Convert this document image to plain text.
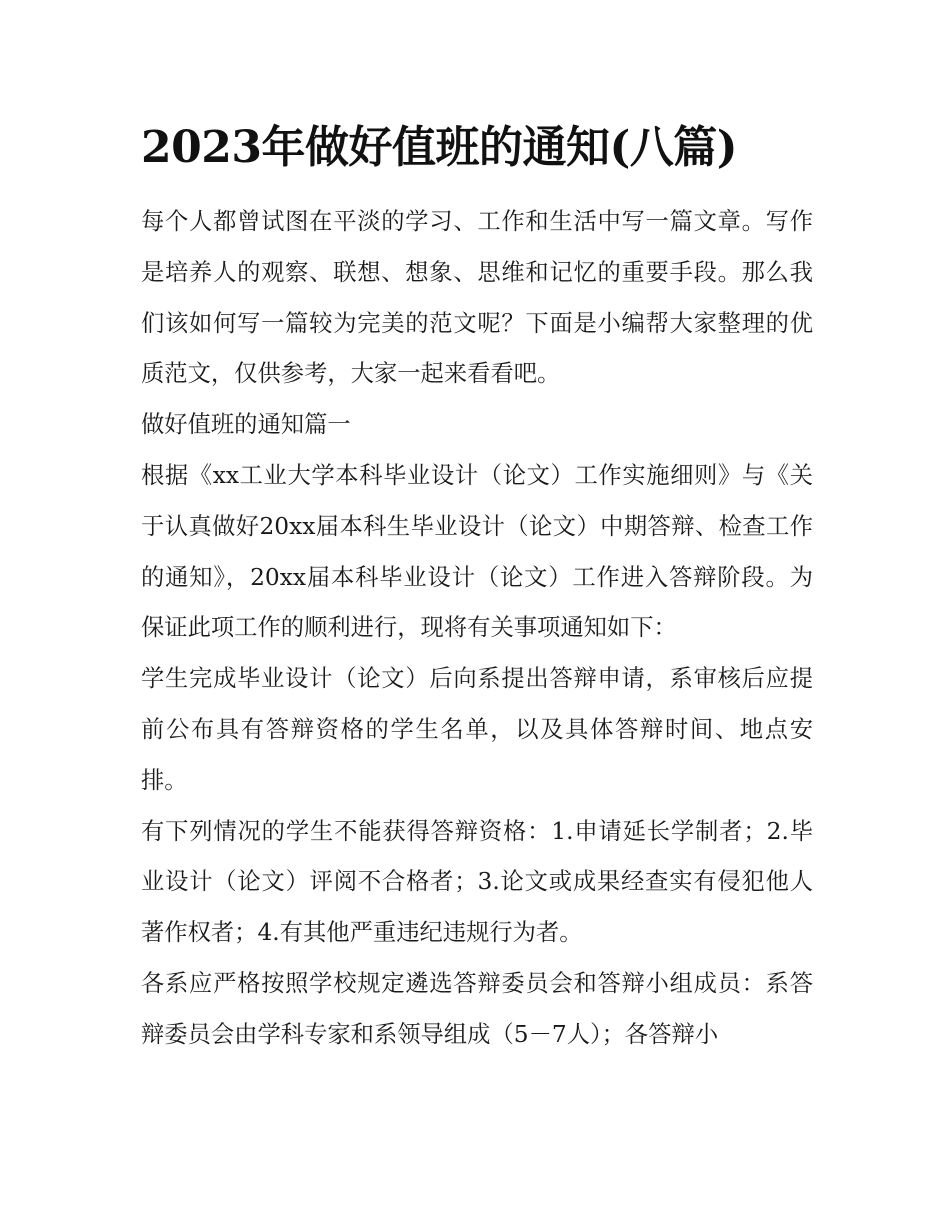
2023年做好值班的通知(八篇)

每个人都曾试图在平淡的学习、工作和生活中写一篇文章。写作是培养人的观察、联想、想象、思维和记忆的重要手段。那么我们该如何写一篇较为完美的范文呢？下面是小编帮大家整理的优质范文，仅供参考，大家一起来看看吧。

做好值班的通知篇一

根据《xx工业大学本科毕业设计（论文）工作实施细则》与《关于认真做好20xx届本科生毕业设计（论文）中期答辩、检查工作的通知》，20xx届本科毕业设计（论文）工作进入答辩阶段。为保证此项工作的顺利进行，现将有关事项通知如下：

学生完成毕业设计（论文）后向系提出答辩申请，系审核后应提前公布具有答辩资格的学生名单，以及具体答辩时间、地点安排。

有下列情况的学生不能获得答辩资格：1.申请延长学制者；2.毕业设计（论文）评阅不合格者；3.论文或成果经查实有侵犯他人著作权者；4.有其他严重违纪违规行为者。

各系应严格按照学校规定遴选答辩委员会和答辩小组成员：系答辩委员会由学科专家和系领导组成（5－7人）；各答辩小
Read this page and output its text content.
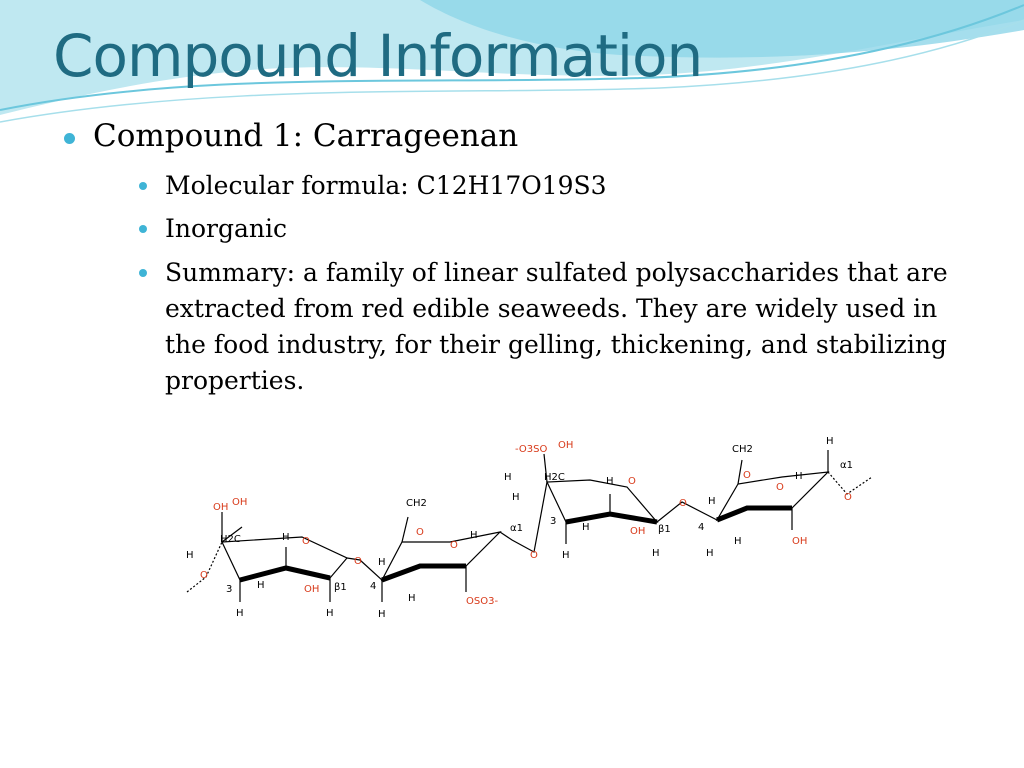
Compound Information
Compound 1: Carrageenan
Molecular formula: C12H17O19S3
Inorganic
Summary: a family of linear sulfated polysaccharides that are extracted from red edible seaweeds. They are widely used in the food industry, for their gelling, thickening, and stabilizing properties.
OH OH
H2C
H
O
3 H
H
H O
OH
H
β1
O
4
H
H
H
CH2
O
O
H
OSO3-
α1
O
-O3SO OH
H2C
H
H
3
H
H
H O
OH β1
H
O
4
H
H
H
CH2
O
O
H
OH
H
α1
O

-*-*-

GIVEN INSTRUCTION - Copy every record above exactly, leaving out the pictures.

OUTPUT FOR THIS EXERCISE -
Convert this document image to plain text.
2023年做好值班的通知(八篇)

每个人都曾试图在平淡的学习、工作和生活中写一篇文章。写作是培养人的观察、联想、想象、思维和记忆的重要手段。那么我们该如何写一篇较为完美的范文呢？下面是小编帮大家整理的优质范文，仅供参考，大家一起来看看吧。

做好值班的通知篇一

根据《xx工业大学本科毕业设计（论文）工作实施细则》与《关于认真做好20xx届本科生毕业设计（论文）中期答辩、检查工作的通知》，20xx届本科毕业设计（论文）工作进入答辩阶段。为保证此项工作的顺利进行，现将有关事项通知如下：

学生完成毕业设计（论文）后向系提出答辩申请，系审核后应提前公布具有答辩资格的学生名单，以及具体答辩时间、地点安排。

有下列情况的学生不能获得答辩资格：1.申请延长学制者；2.毕业设计（论文）评阅不合格者；3.论文或成果经查实有侵犯他人著作权者；4.有其他严重违纪违规行为者。

各系应严格按照学校规定遴选答辩委员会和答辩小组成员：系答辩委员会由学科专家和系领导组成（5－7人）；各答辩小
Read this page and output its text content.
Compound Information
Compound 1: Carrageenan
Molecular formula: C12H17O19S3
Inorganic
Summary: a family of linear sulfated polysaccharides that are extracted from red edible seaweeds. They are widely used in the food industry, for their gelling, thickening, and stabilizing properties.
OH OH
H2C
H
O
3 H
H
H O
OH
H
β1
O
4
H
H
H
CH2
O
O
H
OSO3-
α1
O
-O3SO OH
H2C
H
H
3
H
H
H O
OH β1
H
O
4
H
H
H
CH2
O
O
H
OH
H
α1
O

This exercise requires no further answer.